**THE EXERCISE:** Sort through the entries below and pull out lines containing the word "JSON".
********************
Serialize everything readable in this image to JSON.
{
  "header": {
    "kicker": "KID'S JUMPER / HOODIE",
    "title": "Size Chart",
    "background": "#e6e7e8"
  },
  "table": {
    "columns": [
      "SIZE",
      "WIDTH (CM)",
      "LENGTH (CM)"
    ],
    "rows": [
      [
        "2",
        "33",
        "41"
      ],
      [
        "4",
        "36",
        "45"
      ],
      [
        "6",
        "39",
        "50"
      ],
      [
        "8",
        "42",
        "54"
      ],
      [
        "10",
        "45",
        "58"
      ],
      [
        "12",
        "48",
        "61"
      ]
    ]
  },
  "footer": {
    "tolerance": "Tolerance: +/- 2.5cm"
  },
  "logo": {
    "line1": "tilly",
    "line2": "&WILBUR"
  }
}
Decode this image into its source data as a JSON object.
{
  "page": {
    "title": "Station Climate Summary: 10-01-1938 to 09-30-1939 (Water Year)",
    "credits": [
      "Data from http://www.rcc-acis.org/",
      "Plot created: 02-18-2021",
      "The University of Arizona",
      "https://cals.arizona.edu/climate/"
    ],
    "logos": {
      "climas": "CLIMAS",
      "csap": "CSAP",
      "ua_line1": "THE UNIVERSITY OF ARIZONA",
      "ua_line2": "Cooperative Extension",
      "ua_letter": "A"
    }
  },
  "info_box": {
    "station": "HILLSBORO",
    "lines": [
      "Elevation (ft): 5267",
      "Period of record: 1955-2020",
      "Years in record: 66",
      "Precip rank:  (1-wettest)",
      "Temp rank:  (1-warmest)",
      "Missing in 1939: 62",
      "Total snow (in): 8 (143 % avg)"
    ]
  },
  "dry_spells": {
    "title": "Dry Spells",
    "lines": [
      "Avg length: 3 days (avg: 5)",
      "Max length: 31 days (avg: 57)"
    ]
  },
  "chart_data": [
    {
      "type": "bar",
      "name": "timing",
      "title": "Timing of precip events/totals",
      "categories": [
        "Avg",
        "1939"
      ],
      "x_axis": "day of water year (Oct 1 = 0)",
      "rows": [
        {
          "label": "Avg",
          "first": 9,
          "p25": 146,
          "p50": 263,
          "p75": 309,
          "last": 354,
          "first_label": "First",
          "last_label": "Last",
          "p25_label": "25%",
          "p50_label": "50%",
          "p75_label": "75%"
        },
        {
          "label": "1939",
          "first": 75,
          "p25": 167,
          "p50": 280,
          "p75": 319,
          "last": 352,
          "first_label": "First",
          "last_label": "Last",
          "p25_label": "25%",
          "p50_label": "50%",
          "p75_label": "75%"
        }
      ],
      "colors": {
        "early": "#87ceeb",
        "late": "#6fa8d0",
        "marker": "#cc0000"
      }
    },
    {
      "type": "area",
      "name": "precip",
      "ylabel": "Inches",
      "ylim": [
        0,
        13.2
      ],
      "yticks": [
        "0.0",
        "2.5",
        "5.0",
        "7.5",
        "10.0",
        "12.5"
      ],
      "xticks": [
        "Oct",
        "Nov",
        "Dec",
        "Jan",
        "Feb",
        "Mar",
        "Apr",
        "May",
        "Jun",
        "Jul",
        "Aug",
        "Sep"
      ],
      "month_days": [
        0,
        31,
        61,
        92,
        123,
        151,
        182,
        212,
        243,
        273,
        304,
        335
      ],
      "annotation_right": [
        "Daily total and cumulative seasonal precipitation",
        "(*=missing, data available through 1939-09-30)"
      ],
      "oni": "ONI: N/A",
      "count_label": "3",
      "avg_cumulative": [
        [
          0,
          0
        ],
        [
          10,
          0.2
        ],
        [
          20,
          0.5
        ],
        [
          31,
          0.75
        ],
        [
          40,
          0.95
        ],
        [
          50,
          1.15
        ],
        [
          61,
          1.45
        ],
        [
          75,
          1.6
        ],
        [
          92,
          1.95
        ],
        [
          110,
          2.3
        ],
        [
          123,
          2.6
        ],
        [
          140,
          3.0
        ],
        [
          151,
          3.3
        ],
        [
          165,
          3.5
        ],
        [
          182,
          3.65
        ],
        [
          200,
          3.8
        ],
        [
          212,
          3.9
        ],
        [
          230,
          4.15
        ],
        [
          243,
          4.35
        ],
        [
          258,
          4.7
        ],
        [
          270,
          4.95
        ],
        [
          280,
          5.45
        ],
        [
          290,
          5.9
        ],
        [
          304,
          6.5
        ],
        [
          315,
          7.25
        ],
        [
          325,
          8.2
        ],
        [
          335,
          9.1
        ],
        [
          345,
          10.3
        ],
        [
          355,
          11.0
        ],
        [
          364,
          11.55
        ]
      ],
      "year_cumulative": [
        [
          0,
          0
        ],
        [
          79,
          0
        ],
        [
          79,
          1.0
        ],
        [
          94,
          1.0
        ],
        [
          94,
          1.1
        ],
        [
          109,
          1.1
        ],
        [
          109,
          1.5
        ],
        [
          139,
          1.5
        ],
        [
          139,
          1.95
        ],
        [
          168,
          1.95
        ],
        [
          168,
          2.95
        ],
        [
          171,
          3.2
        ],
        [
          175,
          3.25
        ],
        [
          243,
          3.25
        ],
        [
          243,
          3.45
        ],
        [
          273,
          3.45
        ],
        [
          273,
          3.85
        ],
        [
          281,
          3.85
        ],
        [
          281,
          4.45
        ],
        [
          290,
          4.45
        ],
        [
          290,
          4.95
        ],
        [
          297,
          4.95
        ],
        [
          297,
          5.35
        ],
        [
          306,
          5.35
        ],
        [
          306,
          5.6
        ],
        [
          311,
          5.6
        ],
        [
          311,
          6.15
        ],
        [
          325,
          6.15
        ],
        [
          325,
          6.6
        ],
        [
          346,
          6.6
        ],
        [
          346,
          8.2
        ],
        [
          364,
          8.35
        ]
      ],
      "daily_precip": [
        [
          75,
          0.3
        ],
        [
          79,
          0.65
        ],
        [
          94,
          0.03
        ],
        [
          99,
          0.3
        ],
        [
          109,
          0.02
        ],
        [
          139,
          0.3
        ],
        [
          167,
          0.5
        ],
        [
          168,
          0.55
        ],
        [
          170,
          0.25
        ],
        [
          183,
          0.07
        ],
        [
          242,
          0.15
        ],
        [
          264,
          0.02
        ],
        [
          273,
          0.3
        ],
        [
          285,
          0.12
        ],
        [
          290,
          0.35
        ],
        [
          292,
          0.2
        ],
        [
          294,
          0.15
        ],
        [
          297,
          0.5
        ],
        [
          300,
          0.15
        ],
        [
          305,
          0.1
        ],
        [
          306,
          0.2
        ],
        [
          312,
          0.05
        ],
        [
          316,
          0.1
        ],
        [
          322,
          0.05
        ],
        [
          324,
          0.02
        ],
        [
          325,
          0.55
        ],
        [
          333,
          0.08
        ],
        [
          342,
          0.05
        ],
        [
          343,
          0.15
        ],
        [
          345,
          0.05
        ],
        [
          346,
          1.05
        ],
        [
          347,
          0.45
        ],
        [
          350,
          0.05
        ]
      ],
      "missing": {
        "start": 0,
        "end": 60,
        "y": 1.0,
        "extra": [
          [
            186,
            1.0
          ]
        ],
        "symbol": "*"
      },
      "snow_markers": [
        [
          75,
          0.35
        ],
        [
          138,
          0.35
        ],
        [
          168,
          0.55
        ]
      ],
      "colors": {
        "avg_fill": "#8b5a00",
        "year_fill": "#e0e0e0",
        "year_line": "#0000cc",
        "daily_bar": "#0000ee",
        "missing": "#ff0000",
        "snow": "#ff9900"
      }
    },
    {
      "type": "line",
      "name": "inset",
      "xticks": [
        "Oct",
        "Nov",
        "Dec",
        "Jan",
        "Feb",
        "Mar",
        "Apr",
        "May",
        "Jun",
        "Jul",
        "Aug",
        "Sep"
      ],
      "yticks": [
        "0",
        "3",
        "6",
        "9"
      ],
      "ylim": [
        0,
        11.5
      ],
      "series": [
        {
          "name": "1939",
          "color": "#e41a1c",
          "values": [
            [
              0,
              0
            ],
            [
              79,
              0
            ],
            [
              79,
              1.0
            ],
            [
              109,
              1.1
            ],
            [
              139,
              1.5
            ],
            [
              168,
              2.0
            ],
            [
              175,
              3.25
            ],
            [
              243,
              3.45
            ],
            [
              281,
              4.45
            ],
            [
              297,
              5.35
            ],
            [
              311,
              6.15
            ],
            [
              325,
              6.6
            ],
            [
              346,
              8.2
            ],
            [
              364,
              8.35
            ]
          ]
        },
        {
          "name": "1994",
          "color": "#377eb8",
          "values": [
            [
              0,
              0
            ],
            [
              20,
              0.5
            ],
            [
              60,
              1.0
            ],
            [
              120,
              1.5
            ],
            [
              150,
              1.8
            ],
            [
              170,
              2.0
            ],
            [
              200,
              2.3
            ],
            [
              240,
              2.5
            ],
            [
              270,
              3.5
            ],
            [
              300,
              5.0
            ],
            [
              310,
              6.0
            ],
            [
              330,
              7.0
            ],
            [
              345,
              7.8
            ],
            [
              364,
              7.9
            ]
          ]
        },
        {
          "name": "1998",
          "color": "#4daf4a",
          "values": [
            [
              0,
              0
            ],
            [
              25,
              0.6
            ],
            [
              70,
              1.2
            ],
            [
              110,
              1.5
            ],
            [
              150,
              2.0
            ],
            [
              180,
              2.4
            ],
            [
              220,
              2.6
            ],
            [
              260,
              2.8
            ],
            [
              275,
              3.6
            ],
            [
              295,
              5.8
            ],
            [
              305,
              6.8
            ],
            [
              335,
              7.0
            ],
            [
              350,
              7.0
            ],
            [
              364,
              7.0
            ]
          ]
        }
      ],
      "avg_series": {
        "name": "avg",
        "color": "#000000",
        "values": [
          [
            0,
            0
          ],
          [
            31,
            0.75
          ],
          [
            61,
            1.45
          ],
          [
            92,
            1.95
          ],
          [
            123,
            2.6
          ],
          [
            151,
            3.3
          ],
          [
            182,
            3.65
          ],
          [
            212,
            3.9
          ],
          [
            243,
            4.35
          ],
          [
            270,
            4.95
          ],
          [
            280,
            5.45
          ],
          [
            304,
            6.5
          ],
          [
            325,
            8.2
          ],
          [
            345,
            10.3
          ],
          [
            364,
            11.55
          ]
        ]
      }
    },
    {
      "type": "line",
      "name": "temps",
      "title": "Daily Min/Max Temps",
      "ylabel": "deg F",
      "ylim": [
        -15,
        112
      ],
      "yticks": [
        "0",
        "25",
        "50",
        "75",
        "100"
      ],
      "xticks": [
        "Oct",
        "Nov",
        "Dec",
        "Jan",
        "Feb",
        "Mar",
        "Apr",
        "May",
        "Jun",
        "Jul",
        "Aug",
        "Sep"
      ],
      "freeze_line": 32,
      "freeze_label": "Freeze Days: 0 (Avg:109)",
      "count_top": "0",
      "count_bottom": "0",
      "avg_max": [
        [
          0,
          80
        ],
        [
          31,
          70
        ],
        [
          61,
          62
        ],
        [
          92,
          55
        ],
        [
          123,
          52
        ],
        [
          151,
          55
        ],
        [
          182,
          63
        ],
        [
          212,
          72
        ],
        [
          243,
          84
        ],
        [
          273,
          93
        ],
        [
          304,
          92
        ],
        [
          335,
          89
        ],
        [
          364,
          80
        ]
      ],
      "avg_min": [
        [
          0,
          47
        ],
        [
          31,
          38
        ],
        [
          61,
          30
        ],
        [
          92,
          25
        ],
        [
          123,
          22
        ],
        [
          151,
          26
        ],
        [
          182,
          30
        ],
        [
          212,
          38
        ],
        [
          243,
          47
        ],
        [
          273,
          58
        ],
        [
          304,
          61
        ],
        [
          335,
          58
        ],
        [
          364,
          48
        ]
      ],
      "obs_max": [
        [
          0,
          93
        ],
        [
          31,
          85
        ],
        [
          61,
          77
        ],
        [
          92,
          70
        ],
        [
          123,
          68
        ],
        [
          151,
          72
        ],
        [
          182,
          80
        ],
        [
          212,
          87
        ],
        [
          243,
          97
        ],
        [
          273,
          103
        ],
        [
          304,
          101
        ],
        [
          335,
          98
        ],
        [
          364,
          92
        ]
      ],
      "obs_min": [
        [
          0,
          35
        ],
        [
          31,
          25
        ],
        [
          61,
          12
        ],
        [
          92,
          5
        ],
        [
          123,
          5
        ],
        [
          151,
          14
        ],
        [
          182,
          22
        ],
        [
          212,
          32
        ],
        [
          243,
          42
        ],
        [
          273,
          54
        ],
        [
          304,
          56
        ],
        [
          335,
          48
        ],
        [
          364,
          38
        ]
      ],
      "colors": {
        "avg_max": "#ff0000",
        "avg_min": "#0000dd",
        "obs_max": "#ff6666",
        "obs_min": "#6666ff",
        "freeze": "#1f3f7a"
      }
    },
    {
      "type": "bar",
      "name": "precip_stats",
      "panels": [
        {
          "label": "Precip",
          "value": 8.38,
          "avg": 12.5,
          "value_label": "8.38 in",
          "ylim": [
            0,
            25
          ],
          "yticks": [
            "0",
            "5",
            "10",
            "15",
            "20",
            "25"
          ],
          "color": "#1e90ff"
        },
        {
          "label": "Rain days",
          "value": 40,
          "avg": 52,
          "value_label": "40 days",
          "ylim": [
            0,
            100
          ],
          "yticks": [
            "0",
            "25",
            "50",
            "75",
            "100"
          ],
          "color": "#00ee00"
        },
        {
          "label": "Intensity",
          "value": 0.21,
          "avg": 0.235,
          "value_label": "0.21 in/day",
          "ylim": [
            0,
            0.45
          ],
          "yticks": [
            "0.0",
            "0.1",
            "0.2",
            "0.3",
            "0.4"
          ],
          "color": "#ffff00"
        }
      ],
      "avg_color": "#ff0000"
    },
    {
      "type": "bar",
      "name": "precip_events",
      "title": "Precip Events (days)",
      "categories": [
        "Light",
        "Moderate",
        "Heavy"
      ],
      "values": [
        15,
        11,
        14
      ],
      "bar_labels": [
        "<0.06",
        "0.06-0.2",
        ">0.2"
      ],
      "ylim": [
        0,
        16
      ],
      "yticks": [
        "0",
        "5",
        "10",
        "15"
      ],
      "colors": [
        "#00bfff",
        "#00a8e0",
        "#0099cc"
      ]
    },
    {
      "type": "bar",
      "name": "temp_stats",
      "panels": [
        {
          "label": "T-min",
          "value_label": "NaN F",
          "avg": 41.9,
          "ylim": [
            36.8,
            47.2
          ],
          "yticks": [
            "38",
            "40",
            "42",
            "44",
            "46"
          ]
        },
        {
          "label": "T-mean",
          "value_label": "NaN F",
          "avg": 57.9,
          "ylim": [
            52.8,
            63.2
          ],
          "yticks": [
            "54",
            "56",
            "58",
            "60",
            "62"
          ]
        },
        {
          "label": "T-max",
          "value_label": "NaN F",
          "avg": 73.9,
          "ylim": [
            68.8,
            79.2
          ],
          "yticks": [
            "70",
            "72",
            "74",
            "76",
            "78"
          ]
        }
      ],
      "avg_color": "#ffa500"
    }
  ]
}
********************
**REPLY TO THE EXERCISE:**
Serialize everything readable in this image to JSON.
Decode this image into its source data as a JSON object.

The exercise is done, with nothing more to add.